* **REQUIRED WORK**
Copy out the lines unchanged, from the line containing "Detect and localize" through the line containing "three-syllables-label: Может быть", both included.

* **SUPPLIED RECORDS**
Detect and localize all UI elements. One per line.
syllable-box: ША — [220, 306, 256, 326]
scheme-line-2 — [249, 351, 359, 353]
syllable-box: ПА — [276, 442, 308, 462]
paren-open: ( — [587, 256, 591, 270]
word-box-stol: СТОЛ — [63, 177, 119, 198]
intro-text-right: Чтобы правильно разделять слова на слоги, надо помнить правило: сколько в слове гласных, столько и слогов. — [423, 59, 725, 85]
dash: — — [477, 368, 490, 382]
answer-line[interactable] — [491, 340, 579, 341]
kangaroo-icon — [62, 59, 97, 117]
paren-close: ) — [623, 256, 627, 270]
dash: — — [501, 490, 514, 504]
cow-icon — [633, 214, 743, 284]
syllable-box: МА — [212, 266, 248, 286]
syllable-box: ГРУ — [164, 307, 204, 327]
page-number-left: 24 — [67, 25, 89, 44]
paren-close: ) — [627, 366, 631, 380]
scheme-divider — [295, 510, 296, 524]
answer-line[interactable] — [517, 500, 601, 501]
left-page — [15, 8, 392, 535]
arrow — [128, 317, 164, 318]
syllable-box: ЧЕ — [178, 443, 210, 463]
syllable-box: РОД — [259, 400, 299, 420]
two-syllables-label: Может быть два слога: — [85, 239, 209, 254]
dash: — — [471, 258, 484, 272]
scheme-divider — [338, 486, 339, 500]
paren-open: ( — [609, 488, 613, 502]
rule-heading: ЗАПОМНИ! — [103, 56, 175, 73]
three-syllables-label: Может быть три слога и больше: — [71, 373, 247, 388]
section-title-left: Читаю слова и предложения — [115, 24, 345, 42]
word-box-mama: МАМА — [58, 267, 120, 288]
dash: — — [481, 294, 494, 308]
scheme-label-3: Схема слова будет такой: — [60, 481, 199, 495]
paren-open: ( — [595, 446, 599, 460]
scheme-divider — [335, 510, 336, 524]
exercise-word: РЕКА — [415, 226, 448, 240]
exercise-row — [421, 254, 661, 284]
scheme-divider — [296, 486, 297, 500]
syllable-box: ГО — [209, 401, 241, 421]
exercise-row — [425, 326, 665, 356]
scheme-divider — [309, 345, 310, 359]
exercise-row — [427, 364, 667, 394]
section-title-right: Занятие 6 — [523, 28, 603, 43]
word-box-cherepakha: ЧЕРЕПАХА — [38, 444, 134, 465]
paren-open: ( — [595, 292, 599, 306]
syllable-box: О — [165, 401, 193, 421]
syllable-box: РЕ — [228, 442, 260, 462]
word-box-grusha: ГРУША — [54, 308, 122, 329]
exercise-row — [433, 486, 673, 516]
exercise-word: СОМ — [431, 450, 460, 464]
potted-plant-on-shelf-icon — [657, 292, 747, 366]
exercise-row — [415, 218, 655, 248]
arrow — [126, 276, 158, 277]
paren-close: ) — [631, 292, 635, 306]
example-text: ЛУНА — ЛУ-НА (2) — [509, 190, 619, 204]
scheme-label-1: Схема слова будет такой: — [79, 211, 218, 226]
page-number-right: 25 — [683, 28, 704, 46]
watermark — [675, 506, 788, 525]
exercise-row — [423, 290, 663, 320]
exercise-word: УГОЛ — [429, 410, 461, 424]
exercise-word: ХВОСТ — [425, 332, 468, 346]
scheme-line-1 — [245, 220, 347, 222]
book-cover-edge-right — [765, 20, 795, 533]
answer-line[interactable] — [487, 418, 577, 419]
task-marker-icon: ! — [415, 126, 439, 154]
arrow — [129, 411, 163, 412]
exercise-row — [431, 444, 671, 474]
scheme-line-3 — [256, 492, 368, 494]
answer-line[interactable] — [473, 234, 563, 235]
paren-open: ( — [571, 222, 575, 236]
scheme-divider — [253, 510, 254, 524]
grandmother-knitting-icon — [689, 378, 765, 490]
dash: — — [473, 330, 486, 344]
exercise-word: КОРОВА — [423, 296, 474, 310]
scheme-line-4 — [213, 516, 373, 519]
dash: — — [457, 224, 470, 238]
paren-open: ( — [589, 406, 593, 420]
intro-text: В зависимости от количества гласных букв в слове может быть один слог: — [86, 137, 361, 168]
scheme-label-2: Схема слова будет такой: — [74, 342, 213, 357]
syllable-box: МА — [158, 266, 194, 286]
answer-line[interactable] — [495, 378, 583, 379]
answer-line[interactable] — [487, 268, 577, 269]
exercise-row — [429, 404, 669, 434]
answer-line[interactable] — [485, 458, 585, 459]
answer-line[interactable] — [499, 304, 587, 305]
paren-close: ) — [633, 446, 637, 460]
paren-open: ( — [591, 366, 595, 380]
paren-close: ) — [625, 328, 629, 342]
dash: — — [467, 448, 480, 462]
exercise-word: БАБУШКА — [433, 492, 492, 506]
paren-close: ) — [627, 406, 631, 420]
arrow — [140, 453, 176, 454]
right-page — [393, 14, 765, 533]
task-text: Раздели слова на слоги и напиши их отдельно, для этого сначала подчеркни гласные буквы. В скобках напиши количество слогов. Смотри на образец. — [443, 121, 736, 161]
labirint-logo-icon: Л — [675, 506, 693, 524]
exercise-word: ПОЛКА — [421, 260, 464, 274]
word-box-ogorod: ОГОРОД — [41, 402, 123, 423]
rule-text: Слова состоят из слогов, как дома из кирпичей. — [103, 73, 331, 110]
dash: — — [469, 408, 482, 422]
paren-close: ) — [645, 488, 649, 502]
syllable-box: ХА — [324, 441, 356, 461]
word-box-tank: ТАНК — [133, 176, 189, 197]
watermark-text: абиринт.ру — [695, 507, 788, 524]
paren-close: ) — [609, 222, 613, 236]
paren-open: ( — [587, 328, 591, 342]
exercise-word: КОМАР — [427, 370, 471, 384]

==

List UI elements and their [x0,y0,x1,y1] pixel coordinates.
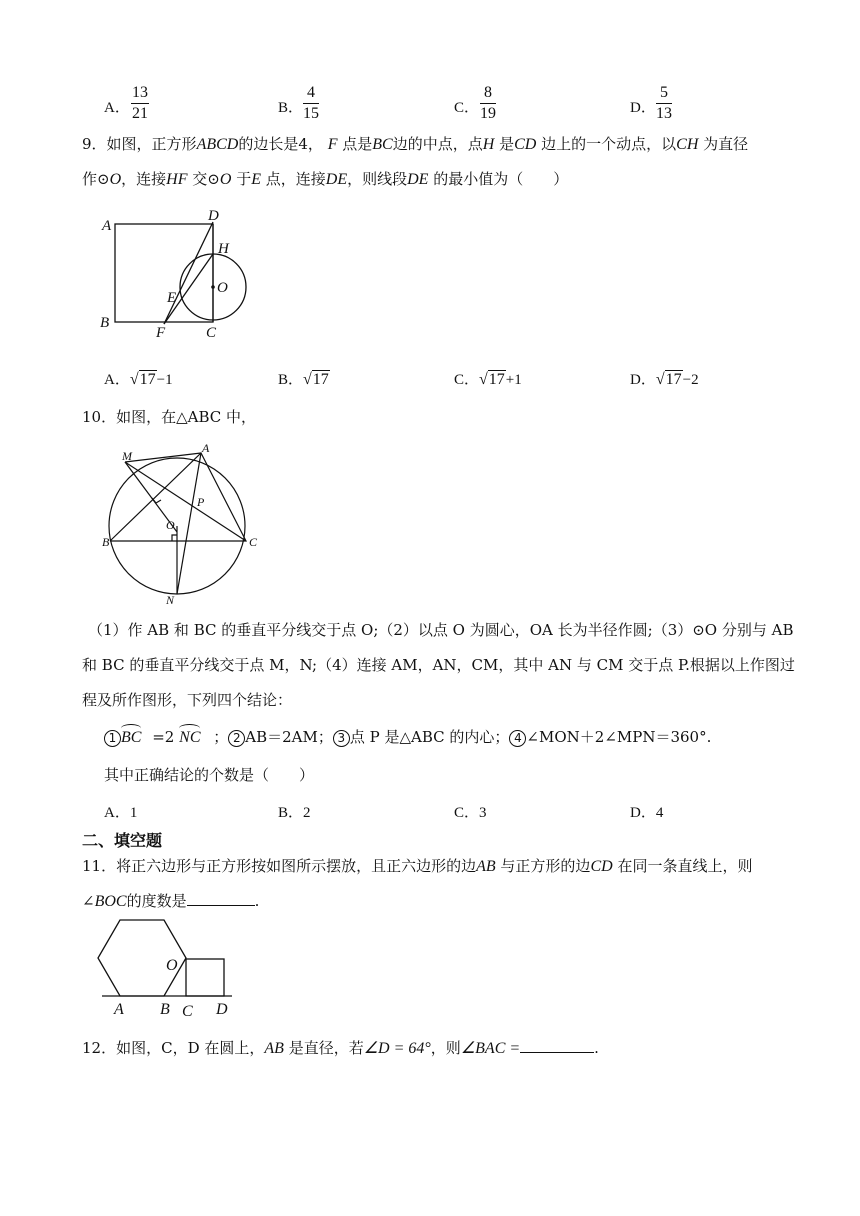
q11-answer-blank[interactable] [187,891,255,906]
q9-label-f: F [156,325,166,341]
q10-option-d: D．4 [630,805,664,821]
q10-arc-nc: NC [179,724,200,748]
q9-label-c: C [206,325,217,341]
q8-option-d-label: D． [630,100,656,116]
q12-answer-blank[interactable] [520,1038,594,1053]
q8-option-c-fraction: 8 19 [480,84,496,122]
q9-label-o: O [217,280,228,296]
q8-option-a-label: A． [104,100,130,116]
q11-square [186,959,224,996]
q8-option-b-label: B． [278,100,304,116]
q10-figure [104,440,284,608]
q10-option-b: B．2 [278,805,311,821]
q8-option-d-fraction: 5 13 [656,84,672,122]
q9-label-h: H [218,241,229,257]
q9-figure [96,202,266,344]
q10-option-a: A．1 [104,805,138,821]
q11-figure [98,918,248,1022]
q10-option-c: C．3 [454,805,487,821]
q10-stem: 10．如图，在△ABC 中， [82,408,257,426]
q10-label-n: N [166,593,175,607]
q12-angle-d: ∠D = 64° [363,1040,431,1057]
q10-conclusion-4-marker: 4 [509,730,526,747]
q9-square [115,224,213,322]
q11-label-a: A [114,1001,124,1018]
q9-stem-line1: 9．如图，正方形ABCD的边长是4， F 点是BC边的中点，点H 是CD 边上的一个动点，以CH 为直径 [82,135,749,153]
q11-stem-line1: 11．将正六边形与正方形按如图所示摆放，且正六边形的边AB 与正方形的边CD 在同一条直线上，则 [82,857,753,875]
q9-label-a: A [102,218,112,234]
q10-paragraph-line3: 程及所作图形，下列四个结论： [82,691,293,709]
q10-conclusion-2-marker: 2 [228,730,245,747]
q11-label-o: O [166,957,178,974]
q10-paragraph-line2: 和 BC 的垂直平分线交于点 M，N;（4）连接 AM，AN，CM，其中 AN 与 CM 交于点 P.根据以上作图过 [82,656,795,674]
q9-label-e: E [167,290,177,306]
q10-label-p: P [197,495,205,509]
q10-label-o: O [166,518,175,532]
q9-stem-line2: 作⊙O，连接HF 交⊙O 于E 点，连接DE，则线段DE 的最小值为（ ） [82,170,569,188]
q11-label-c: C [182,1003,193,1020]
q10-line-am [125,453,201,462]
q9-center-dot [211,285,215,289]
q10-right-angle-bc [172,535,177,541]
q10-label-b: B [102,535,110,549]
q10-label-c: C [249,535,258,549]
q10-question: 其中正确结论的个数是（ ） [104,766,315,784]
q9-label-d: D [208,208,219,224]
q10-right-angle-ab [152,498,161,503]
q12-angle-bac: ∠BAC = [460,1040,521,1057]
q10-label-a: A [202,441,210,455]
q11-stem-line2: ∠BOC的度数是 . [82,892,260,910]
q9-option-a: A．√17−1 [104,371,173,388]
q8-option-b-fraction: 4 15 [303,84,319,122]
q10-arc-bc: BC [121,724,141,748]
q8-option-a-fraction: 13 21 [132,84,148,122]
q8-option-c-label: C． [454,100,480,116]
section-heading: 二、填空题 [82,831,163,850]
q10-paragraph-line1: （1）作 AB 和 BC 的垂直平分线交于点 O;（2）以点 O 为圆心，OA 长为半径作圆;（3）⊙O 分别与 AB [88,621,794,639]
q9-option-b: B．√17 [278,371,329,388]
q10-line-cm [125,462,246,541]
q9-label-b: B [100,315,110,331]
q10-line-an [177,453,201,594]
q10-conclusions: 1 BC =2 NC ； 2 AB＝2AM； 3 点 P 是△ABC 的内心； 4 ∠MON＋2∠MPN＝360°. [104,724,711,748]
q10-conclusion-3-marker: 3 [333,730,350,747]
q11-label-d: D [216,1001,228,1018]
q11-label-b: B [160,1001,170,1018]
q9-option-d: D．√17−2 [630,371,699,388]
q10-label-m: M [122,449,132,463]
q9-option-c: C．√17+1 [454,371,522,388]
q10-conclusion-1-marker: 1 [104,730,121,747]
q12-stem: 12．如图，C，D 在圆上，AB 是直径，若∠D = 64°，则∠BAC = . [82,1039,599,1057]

---

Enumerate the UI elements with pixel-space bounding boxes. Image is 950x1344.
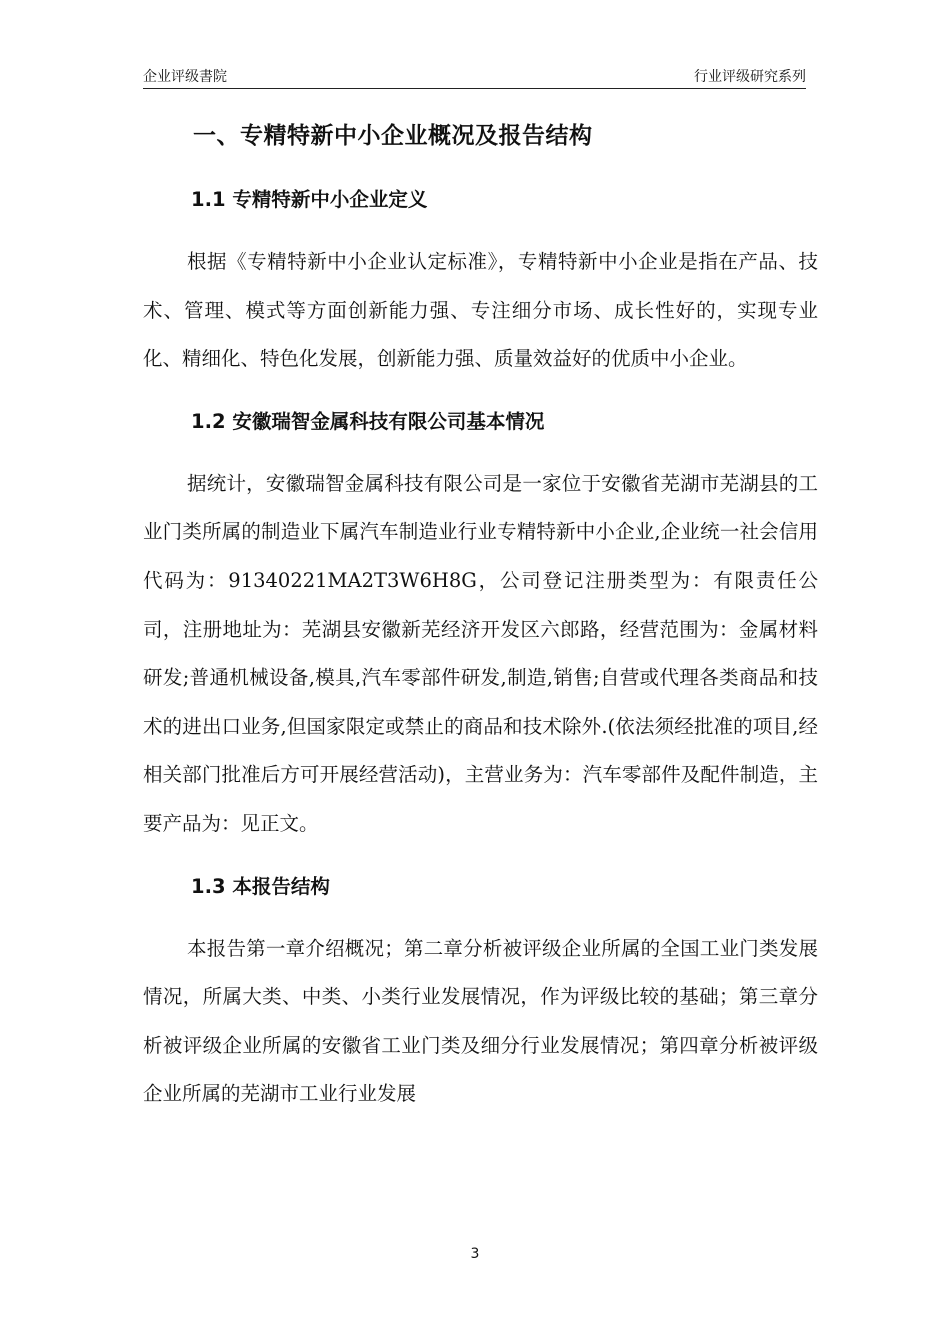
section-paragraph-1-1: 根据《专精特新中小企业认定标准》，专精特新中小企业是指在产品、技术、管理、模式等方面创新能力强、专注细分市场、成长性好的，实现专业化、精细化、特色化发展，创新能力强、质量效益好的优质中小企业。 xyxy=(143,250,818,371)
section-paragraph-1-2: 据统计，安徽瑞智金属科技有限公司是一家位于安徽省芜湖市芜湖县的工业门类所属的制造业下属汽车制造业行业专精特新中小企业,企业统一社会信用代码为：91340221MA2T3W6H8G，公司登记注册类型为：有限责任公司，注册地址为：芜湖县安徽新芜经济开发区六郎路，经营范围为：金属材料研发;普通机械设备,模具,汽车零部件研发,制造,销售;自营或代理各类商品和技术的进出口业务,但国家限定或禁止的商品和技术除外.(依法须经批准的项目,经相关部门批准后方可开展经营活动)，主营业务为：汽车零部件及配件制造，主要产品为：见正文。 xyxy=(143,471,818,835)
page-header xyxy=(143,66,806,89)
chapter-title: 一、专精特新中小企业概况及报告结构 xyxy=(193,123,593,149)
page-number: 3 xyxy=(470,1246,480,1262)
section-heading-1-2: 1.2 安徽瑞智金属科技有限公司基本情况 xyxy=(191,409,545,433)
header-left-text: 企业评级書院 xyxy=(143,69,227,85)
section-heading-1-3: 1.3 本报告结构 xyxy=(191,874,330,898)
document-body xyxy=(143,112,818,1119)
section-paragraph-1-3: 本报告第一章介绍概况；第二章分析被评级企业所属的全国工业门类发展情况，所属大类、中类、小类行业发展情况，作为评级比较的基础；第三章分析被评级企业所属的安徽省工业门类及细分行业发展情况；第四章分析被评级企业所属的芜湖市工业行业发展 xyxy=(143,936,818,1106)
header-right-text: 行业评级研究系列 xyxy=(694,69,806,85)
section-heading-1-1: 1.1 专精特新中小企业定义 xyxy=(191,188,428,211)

* **RESULT OF THIS EXERCISE**
Detect and localize all UI elements. One per line.
syllable-box: ША — [220, 306, 256, 326]
scheme-line-2 — [249, 351, 359, 353]
syllable-box: ПА — [276, 442, 308, 462]
paren-open: ( — [587, 256, 591, 270]
word-box-stol: СТОЛ — [63, 177, 119, 198]
intro-text-right: Чтобы правильно разделять слова на слоги, надо помнить правило: сколько в слове гласных, столько и слогов. — [423, 59, 725, 85]
dash: — — [477, 368, 490, 382]
answer-line[interactable] — [491, 340, 579, 341]
kangaroo-icon — [62, 59, 97, 117]
paren-close: ) — [623, 256, 627, 270]
dash: — — [501, 490, 514, 504]
cow-icon — [633, 214, 743, 284]
syllable-box: МА — [212, 266, 248, 286]
syllable-box: ГРУ — [164, 307, 204, 327]
page-number-left: 24 — [67, 25, 89, 44]
paren-close: ) — [627, 366, 631, 380]
scheme-divider — [295, 510, 296, 524]
answer-line[interactable] — [517, 500, 601, 501]
left-page — [15, 8, 392, 535]
arrow — [128, 317, 164, 318]
syllable-box: ЧЕ — [178, 443, 210, 463]
syllable-box: РОД — [259, 400, 299, 420]
two-syllables-label: Может быть два слога: — [85, 239, 209, 254]
dash: — — [471, 258, 484, 272]
scheme-divider — [338, 486, 339, 500]
paren-open: ( — [609, 488, 613, 502]
rule-heading: ЗАПОМНИ! — [103, 56, 175, 73]
three-syllables-label: Может быть три слога и больше: — [71, 373, 247, 388]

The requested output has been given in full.